Text provided:
══════
A Workstation identifier. The identifier is one returned either from calling gsn_open_wks or calling create to create a Workstation object.


A plot identifier created by using one of the many gsn functions, or by calling create to create a View object.


One-dimensional arrays of the same length containing the X and Y coordinates of the polygon, and must be in the range of the X/Y coordinates of the data in plot. If you are adding the polygon to a map, then X should correspond to longitude values, and Y to latitude values.


A variable containing an optional list of polygon resources, attached as attributes. Set to True if you want the attached attributes to be applied, and False if you either don't have any resources to set, or you don't want the resources applied.

Return value

A scalar representing the id of the polygon attached will be returned. If you call any of the gsn_add_polygon, gsn_add_polyline, or gsn_add_polymarker functions in the same NCL script, you must assign each of their return values to a unique variable name. There's more information on this below in the examples section.


This function creates and attaches a polygon to the given plot. If a missing value is encountered in x and/or y, then this pair is ignored, but the polygon will still be closed.

This function only attaches the polygon to the plot. Hence, you can only see the polygon when you call draw on the plot you attached it to.

If you are attaching text to a plot and not seeing it on the plot, then you may want to check the draw order of the various elements of your plot. For example, if you are attaching the text to a map and you have mpFillDrawOrder set to "PostDraw", then this may cause your text to be hidden behind the map fill. You can also try specifying the draw order of the text itself, relative to elements of the plot you're attaching it to. The resource for this is tfPolyDrawOrder, and it can be set to one of "PreDraw", "Draw", or "PostDraw" (the default is "PostDraw"). See example 2 below.

The value returned from this function must be assigned to a unique variable. This is necessary so that the polygons "live" for the duration of the NCL script. This is especially imperative if the call to gsn_add_polygon is inside a function or procedure. Please see examples 1 and 2 in the examples section in the gsn_add_polyline documentation for more information.

There are many fill patterns available, and you can use the gsFillIndex resource to change the fill pattern. The default is solid color fill.

If you resize the plot (i.e., by passing the plot to gsn_panel or setting the vpWidthF or vpHeightF resources), then the polygon will be automatically resized with the plot.
══════
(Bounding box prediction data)
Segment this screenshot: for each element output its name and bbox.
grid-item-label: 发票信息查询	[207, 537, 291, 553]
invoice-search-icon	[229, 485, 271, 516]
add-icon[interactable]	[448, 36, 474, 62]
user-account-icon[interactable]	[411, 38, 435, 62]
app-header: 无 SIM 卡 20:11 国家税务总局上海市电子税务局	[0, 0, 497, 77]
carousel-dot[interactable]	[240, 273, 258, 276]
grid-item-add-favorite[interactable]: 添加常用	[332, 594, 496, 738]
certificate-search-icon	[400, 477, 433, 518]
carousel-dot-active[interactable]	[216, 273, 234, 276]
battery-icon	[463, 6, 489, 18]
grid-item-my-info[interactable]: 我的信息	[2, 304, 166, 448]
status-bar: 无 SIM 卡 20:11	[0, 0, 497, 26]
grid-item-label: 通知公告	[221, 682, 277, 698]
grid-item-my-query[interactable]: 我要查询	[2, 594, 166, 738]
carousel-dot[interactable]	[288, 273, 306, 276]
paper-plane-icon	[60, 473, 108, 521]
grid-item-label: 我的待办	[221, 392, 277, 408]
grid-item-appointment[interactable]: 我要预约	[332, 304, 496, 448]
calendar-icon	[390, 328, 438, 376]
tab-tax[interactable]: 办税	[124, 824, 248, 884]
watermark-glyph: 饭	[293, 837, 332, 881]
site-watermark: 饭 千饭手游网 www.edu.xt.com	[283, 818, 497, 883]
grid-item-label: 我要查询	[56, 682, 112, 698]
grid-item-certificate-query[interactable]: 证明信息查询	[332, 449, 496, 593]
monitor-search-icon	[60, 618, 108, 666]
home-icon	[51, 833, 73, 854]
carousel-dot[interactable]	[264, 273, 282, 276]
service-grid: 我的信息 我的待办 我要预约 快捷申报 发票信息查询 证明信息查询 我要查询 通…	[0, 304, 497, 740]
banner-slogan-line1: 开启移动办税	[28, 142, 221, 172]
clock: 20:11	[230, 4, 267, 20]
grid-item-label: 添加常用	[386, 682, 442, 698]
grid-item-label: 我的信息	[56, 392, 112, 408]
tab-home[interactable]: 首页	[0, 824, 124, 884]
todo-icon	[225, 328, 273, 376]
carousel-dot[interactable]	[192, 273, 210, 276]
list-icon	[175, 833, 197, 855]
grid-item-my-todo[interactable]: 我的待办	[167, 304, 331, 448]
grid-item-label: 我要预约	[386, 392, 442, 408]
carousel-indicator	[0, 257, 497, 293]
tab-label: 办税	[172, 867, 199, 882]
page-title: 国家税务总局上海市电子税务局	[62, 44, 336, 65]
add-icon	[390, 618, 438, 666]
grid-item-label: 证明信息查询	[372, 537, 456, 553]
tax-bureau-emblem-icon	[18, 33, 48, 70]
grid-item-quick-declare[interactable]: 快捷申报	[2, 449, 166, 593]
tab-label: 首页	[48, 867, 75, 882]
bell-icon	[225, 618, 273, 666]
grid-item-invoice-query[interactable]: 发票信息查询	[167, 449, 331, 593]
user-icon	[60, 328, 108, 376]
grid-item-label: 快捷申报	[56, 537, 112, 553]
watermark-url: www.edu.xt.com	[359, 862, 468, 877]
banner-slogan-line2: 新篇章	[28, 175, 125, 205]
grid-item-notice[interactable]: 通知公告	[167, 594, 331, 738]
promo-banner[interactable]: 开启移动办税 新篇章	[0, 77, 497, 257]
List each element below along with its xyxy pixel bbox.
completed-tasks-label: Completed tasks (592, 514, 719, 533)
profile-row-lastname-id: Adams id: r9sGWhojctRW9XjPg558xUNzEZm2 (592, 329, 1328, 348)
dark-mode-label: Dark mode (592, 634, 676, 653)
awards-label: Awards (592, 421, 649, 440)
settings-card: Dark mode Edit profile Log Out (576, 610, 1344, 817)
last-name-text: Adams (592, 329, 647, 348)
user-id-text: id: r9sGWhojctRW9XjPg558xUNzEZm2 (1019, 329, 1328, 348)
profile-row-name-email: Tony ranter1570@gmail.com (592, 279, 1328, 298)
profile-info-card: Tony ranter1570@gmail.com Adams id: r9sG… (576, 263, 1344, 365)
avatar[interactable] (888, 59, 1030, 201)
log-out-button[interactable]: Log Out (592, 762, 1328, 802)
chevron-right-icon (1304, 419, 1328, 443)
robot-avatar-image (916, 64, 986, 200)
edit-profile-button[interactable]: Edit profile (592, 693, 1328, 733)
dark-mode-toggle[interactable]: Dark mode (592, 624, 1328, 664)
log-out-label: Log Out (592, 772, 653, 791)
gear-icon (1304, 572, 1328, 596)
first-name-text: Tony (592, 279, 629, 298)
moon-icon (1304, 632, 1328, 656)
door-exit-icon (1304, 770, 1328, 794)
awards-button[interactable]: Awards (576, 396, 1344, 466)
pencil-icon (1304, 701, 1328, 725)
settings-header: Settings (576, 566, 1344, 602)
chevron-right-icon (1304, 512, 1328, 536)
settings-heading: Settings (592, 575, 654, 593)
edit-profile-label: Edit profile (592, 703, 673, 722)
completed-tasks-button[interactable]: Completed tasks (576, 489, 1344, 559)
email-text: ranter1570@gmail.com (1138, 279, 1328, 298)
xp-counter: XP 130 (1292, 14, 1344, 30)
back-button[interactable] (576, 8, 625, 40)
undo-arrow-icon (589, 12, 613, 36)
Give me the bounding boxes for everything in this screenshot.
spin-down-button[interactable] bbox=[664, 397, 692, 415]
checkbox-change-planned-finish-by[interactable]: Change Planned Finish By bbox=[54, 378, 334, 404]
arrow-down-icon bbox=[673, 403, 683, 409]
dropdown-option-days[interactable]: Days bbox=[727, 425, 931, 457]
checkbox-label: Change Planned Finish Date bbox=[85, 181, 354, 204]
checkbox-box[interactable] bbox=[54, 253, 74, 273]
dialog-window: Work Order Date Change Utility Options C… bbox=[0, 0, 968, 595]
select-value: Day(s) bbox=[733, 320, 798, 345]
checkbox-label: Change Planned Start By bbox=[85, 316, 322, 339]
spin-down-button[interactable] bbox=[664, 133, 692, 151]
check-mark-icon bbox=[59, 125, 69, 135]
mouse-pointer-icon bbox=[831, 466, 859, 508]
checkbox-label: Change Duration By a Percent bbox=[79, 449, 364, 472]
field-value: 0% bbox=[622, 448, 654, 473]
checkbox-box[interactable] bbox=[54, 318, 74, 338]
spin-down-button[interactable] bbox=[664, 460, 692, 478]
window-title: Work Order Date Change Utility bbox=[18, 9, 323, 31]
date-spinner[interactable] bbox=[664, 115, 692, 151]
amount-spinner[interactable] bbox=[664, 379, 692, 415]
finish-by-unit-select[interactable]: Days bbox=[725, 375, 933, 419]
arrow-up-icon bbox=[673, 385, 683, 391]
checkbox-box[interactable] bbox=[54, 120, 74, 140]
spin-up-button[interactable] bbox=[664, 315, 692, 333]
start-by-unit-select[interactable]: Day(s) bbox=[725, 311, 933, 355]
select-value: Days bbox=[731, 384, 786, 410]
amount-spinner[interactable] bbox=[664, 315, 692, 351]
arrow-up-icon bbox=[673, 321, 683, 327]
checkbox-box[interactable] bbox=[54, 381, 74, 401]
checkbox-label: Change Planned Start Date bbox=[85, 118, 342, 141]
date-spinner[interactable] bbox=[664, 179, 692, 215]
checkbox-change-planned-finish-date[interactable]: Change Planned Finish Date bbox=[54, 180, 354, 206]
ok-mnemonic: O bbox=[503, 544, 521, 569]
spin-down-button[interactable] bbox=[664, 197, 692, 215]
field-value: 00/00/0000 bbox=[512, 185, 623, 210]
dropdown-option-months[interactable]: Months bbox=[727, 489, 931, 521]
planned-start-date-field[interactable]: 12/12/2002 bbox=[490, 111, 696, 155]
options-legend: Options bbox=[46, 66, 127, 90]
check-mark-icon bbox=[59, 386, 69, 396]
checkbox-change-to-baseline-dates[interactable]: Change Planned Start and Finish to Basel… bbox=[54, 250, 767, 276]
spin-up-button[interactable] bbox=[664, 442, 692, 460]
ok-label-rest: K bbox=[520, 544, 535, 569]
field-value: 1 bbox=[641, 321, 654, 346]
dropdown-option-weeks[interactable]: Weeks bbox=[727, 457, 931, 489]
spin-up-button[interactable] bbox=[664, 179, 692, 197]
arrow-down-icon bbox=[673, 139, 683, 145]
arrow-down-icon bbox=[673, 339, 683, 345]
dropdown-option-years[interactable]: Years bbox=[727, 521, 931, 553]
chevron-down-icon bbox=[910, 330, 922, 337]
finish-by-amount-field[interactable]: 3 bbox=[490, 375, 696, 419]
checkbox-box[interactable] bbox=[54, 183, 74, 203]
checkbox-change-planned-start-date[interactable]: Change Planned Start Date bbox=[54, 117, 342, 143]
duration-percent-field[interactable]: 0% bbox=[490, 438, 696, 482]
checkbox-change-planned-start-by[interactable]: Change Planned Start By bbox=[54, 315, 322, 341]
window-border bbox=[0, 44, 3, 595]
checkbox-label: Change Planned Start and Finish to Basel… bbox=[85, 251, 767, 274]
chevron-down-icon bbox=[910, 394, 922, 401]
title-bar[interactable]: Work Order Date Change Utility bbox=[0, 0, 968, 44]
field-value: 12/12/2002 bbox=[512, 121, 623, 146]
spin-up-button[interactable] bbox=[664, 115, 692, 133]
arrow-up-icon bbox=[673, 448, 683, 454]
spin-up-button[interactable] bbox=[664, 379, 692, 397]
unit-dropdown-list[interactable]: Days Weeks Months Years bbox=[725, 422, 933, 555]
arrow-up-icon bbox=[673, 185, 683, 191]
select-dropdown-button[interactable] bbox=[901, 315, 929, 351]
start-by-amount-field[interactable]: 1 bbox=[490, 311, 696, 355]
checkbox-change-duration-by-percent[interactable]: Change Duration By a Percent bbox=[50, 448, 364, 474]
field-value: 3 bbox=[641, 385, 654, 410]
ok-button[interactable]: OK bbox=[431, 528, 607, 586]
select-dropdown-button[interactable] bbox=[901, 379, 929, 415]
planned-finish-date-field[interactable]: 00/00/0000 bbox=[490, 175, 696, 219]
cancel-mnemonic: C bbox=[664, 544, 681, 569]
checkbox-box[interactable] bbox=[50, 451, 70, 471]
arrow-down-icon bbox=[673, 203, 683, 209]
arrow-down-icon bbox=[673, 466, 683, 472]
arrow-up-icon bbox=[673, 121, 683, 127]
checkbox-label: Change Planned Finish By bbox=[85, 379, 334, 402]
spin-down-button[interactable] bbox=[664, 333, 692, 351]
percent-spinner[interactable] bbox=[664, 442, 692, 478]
══════
Set of tasks:
1) According to the gsn_add_polygon text, why must the value returned by gsn_add_polygon be assigned to a unique variable?
2) Revise the gsn_add_polygon text starting with "A Workstation identifier." and going on through "a View object.", replacing "Workstation" with "Display".

Task-by-task results:
1) It must be assigned to a unique variable so that the polygons "live" for the duration of the NCL script. This matters most when the call to gsn_add_polygon is inside a function or procedure.

2)
A Display identifier. The identifier is one returned either from calling gsn_open_wks or calling create to create a Display object.


A plot identifier created by using one of the many gsn functions, or by calling create to create a View object.